/---
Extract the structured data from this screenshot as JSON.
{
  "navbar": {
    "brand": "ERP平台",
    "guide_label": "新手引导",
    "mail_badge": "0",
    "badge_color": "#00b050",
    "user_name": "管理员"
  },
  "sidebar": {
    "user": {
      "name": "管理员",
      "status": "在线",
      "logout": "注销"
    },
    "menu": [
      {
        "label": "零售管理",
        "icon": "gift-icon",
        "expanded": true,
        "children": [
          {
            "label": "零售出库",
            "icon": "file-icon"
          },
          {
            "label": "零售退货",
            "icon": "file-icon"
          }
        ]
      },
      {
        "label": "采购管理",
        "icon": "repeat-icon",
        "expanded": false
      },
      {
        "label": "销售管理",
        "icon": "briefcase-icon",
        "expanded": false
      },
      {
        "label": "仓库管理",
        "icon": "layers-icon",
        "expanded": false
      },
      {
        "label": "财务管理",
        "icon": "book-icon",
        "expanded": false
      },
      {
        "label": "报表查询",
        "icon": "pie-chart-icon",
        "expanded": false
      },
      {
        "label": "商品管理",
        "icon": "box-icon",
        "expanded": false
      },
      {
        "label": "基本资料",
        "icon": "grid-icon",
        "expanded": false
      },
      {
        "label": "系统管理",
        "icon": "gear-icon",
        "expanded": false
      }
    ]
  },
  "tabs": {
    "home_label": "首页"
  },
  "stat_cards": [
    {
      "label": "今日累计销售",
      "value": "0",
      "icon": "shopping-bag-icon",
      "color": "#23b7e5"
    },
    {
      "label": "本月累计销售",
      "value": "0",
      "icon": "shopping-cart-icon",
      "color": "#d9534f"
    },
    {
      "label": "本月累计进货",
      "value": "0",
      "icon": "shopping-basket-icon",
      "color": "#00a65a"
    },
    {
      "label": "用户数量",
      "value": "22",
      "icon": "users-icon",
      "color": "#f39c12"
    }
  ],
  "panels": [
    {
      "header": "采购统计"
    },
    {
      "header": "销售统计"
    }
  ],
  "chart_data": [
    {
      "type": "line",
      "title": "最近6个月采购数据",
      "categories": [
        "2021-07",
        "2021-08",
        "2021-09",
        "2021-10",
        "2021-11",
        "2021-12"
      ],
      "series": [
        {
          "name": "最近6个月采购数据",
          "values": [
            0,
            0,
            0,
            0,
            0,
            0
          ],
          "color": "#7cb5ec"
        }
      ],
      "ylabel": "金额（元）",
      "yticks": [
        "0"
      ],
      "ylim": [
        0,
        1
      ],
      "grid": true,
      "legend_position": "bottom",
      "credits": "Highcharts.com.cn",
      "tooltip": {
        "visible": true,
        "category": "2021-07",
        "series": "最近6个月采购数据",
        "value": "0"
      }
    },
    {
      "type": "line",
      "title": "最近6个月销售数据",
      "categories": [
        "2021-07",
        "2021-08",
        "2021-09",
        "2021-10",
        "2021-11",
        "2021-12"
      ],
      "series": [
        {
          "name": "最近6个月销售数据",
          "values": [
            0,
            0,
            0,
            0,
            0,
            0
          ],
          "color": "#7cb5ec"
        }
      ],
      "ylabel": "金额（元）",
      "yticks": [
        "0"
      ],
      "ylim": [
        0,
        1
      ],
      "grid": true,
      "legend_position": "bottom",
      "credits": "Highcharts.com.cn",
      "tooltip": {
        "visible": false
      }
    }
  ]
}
\---
#### Exercise brief:
Transcribe the entire listing above precisely.

#### Answer in full:
Extract the structured data from this screenshot as JSON.
{
  "navbar": {
    "brand": "ERP平台",
    "guide_label": "新手引导",
    "mail_badge": "0",
    "badge_color": "#00b050",
    "user_name": "管理员"
  },
  "sidebar": {
    "user": {
      "name": "管理员",
      "status": "在线",
      "logout": "注销"
    },
    "menu": [
      {
        "label": "零售管理",
        "icon": "gift-icon",
        "expanded": true,
        "children": [
          {
            "label": "零售出库",
            "icon": "file-icon"
          },
          {
            "label": "零售退货",
            "icon": "file-icon"
          }
        ]
      },
      {
        "label": "采购管理",
        "icon": "repeat-icon",
        "expanded": false
      },
      {
        "label": "销售管理",
        "icon": "briefcase-icon",
        "expanded": false
      },
      {
        "label": "仓库管理",
        "icon": "layers-icon",
        "expanded": false
      },
      {
        "label": "财务管理",
        "icon": "book-icon",
        "expanded": false
      },
      {
        "label": "报表查询",
        "icon": "pie-chart-icon",
        "expanded": false
      },
      {
        "label": "商品管理",
        "icon": "box-icon",
        "expanded": false
      },
      {
        "label": "基本资料",
        "icon": "grid-icon",
        "expanded": false
      },
      {
        "label": "系统管理",
        "icon": "gear-icon",
        "expanded": false
      }
    ]
  },
  "tabs": {
    "home_label": "首页"
  },
  "stat_cards": [
    {
      "label": "今日累计销售",
      "value": "0",
      "icon": "shopping-bag-icon",
      "color": "#23b7e5"
    },
    {
      "label": "本月累计销售",
      "value": "0",
      "icon": "shopping-cart-icon",
      "color": "#d9534f"
    },
    {
      "label": "本月累计进货",
      "value": "0",
      "icon": "shopping-basket-icon",
      "color": "#00a65a"
    },
    {
      "label": "用户数量",
      "value": "22",
      "icon": "users-icon",
      "color": "#f39c12"
    }
  ],
  "panels": [
    {
      "header": "采购统计"
    },
    {
      "header": "销售统计"
    }
  ],
  "chart_data": [
    {
      "type": "line",
      "title": "最近6个月采购数据",
      "categories": [
        "2021-07",
        "2021-08",
        "2021-09",
        "2021-10",
        "2021-11",
        "2021-12"
      ],
      "series": [
        {
          "name": "最近6个月采购数据",
          "values": [
            0,
            0,
            0,
            0,
            0,
            0
          ],
          "color": "#7cb5ec"
        }
      ],
      "ylabel": "金额（元）",
      "yticks": [
        "0"
      ],
      "ylim": [
        0,
        1
      ],
      "grid": true,
      "legend_position": "bottom",
      "credits": "Highcharts.com.cn",
      "tooltip": {
        "visible": true,
        "category": "2021-07",
        "series": "最近6个月采购数据",
        "value": "0"
      }
    },
    {
      "type": "line",
      "title": "最近6个月销售数据",
      "categories": [
        "2021-07",
        "2021-08",
        "2021-09",
        "2021-10",
        "2021-11",
        "2021-12"
      ],
      "series": [
        {
          "name": "最近6个月销售数据",
          "values": [
            0,
            0,
            0,
            0,
            0,
            0
          ],
          "color": "#7cb5ec"
        }
      ],
      "ylabel": "金额（元）",
      "yticks": [
        "0"
      ],
      "ylim": [
        0,
        1
      ],
      "grid": true,
      "legend_position": "bottom",
      "credits": "Highcharts.com.cn",
      "tooltip": {
        "visible": false
      }
    }
  ]
}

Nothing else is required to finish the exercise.